_Entries provided_:
↓

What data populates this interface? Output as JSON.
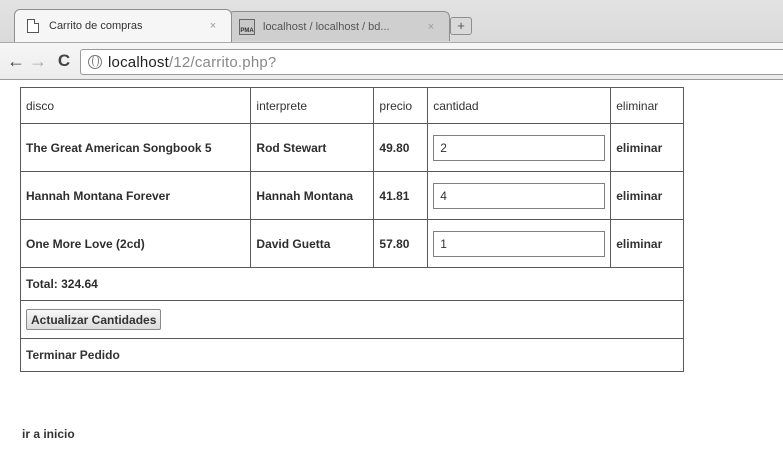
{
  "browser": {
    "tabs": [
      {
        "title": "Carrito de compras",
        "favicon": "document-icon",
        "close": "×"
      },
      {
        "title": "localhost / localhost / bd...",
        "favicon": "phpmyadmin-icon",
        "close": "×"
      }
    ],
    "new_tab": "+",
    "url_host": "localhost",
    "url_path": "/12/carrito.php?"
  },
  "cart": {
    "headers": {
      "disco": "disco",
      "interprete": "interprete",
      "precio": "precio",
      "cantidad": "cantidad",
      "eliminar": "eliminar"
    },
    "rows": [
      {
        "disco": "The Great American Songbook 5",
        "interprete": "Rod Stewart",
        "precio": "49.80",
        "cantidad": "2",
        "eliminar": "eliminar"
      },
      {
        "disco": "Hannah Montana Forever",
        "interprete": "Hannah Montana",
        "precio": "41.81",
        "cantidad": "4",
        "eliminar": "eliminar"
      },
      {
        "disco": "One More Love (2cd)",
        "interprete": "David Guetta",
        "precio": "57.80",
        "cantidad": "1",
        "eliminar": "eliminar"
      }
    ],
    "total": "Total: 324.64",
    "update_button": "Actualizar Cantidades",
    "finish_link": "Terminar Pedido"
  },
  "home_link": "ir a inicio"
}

↑
↓

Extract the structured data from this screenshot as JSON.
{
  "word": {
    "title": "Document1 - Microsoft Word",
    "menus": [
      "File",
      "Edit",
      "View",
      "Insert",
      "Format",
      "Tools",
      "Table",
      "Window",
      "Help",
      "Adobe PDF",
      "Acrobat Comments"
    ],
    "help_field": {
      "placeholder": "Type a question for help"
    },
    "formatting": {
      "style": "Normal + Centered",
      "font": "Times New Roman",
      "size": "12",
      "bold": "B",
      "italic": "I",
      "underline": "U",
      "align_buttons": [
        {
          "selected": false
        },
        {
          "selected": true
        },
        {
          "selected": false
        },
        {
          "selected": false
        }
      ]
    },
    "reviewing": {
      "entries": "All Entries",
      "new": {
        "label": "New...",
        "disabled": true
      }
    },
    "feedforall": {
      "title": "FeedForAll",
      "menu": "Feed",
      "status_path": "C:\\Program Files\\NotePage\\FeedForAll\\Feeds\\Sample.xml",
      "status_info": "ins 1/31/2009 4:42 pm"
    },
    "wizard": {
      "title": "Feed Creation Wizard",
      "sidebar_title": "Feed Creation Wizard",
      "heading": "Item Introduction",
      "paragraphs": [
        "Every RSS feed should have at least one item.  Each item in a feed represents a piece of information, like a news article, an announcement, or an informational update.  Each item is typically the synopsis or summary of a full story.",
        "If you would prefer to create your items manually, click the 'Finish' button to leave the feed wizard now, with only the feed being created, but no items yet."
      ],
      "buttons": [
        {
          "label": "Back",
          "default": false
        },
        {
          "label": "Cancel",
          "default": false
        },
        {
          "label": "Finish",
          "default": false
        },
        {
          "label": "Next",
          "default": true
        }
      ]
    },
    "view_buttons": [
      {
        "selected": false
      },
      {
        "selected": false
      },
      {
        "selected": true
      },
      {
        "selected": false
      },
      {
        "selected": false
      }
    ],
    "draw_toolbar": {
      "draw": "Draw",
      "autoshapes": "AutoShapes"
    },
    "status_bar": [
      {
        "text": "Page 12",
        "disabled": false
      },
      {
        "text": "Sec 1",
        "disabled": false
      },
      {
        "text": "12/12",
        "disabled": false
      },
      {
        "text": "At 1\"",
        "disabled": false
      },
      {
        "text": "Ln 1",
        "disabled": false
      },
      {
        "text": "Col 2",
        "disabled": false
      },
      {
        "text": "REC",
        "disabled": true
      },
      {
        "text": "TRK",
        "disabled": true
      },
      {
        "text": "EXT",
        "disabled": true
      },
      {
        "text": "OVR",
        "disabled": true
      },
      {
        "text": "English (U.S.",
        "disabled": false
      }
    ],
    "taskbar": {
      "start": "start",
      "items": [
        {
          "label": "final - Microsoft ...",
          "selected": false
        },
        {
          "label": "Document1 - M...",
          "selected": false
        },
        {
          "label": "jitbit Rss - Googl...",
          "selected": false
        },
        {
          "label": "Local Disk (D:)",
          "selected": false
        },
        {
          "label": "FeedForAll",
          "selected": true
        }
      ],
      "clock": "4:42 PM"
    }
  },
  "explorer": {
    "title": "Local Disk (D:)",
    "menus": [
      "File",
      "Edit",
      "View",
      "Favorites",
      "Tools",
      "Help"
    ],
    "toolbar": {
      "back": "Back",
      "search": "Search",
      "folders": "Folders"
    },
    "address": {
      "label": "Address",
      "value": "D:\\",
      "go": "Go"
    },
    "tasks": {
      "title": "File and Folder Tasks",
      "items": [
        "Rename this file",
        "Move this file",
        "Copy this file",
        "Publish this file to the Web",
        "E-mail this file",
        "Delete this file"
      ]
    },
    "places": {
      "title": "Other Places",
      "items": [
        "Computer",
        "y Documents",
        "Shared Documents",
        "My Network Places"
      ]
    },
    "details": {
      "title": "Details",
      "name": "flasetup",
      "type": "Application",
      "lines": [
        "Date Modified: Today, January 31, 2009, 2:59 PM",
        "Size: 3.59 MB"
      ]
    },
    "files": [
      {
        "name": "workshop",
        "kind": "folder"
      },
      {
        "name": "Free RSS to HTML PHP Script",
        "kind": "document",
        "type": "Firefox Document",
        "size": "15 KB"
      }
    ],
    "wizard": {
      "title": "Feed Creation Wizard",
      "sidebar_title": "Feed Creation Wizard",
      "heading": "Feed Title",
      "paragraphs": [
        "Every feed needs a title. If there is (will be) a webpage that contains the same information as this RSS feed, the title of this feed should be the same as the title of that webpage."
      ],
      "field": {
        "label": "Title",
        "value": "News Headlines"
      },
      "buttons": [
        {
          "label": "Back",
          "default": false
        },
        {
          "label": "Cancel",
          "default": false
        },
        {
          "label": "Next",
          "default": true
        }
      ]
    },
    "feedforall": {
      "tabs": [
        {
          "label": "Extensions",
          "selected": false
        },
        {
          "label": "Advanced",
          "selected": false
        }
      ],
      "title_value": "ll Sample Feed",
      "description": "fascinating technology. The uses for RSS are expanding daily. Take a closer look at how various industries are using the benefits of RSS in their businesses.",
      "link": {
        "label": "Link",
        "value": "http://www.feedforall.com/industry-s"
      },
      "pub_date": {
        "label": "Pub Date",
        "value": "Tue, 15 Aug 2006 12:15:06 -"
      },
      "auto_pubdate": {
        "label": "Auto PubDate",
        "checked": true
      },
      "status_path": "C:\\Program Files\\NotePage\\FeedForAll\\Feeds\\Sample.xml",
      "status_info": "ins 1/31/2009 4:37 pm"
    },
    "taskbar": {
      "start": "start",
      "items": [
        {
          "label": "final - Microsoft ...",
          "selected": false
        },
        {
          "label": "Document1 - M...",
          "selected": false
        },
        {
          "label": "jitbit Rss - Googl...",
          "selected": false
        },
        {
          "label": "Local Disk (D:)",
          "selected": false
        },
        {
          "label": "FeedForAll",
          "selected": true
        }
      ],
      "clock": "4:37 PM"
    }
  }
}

↑
↓

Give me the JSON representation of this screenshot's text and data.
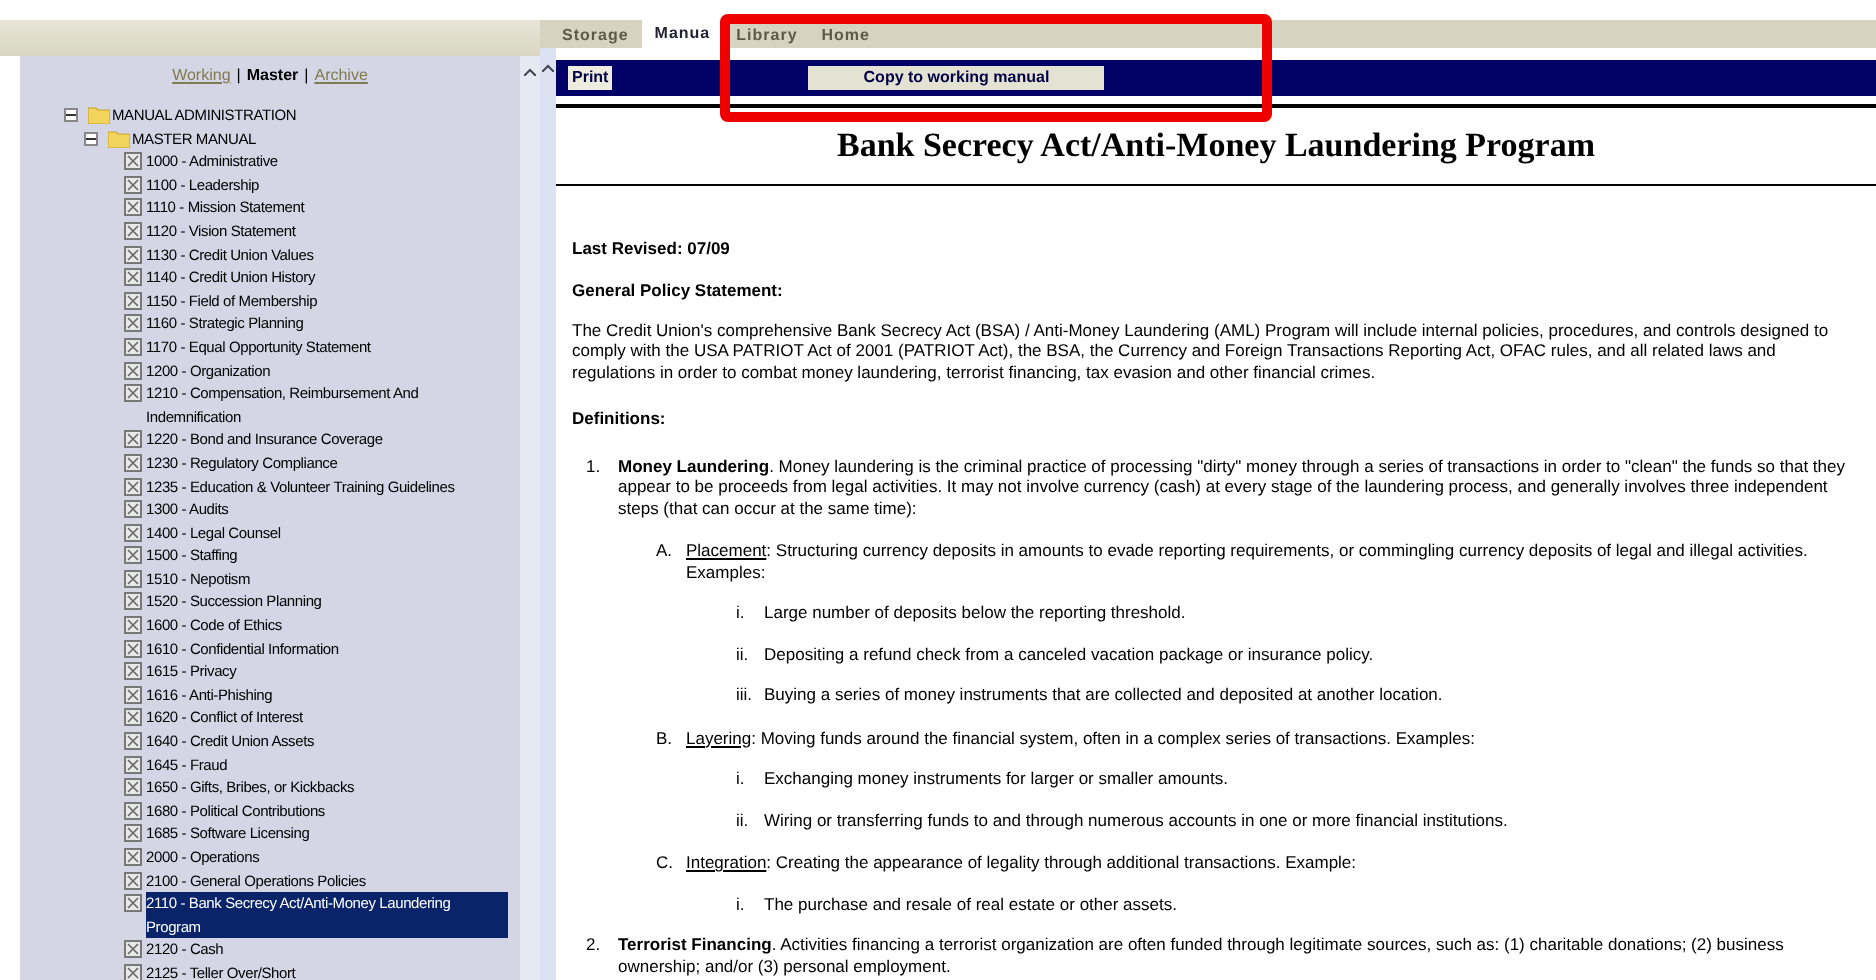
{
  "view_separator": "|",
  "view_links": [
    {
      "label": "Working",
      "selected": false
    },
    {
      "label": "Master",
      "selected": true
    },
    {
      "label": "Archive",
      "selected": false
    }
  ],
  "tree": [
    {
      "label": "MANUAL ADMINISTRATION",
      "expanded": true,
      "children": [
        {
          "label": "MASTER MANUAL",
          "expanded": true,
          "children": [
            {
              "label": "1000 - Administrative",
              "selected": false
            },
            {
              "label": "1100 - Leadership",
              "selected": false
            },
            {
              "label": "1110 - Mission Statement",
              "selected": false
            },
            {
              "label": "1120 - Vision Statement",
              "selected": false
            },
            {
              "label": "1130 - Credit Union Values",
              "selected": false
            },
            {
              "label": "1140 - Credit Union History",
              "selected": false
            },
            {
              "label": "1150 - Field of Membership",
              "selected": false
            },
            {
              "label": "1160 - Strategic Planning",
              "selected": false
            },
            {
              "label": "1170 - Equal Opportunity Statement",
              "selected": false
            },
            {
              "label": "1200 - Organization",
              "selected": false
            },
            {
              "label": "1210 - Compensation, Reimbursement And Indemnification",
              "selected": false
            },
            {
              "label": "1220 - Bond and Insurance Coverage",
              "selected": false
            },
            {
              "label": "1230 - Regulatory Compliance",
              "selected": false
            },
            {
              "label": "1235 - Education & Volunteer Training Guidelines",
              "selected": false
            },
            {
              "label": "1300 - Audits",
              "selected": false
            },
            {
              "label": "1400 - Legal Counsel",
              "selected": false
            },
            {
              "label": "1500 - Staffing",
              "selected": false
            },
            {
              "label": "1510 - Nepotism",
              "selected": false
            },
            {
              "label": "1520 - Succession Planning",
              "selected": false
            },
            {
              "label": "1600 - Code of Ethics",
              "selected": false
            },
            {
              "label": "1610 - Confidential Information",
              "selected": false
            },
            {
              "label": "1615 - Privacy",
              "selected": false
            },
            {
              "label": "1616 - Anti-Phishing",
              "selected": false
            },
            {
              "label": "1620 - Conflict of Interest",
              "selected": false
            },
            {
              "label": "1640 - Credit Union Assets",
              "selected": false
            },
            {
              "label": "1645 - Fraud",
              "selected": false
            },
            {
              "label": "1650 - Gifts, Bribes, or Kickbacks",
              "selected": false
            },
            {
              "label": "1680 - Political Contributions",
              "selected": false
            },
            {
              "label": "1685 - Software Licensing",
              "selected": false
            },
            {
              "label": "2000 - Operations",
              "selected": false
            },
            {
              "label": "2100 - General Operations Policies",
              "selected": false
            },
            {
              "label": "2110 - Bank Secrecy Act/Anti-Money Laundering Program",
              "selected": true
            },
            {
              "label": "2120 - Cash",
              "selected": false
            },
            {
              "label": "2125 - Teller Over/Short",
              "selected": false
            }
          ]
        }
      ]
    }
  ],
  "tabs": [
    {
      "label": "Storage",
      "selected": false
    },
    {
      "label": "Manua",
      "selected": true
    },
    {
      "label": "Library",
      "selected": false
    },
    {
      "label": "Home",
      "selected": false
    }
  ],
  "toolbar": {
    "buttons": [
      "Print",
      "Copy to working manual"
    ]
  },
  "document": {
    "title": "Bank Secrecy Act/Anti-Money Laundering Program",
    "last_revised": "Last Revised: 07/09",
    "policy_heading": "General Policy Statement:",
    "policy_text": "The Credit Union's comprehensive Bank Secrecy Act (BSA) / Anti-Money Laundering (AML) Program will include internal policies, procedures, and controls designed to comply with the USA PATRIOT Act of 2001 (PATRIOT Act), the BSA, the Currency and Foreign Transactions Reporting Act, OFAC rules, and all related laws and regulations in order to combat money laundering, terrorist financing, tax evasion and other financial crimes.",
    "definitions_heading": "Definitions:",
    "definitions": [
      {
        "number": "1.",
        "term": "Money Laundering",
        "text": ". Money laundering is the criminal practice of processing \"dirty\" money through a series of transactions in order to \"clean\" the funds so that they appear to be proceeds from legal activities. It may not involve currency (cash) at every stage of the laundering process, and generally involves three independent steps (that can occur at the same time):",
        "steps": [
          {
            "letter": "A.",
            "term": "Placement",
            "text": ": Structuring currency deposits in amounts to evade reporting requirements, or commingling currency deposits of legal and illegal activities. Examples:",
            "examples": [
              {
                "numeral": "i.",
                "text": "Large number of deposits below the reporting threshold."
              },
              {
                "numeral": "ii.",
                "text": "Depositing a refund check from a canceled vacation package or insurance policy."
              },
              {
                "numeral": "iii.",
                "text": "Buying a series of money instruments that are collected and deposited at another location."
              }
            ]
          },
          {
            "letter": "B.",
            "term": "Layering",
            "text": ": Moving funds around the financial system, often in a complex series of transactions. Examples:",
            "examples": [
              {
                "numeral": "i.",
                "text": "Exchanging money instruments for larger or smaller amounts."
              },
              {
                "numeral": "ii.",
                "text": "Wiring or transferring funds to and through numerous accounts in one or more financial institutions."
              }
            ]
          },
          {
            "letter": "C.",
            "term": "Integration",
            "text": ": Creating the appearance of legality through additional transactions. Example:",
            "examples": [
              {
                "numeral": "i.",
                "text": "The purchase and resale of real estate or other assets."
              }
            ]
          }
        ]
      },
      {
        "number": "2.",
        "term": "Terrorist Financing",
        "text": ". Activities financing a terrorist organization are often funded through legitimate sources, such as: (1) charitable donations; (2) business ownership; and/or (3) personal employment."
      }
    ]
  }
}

↑

_Your objective_: Copy all lines from the material that contain "often".

_Worked answer_:
            "text": ": Moving funds around the financial system, often in a complex series of transactions. Examples:",
        "text": ". Activities financing a terrorist organization are often funded through legitimate sources, such as: (1) charitable donations; (2) business ownership; and/or (3) personal employment."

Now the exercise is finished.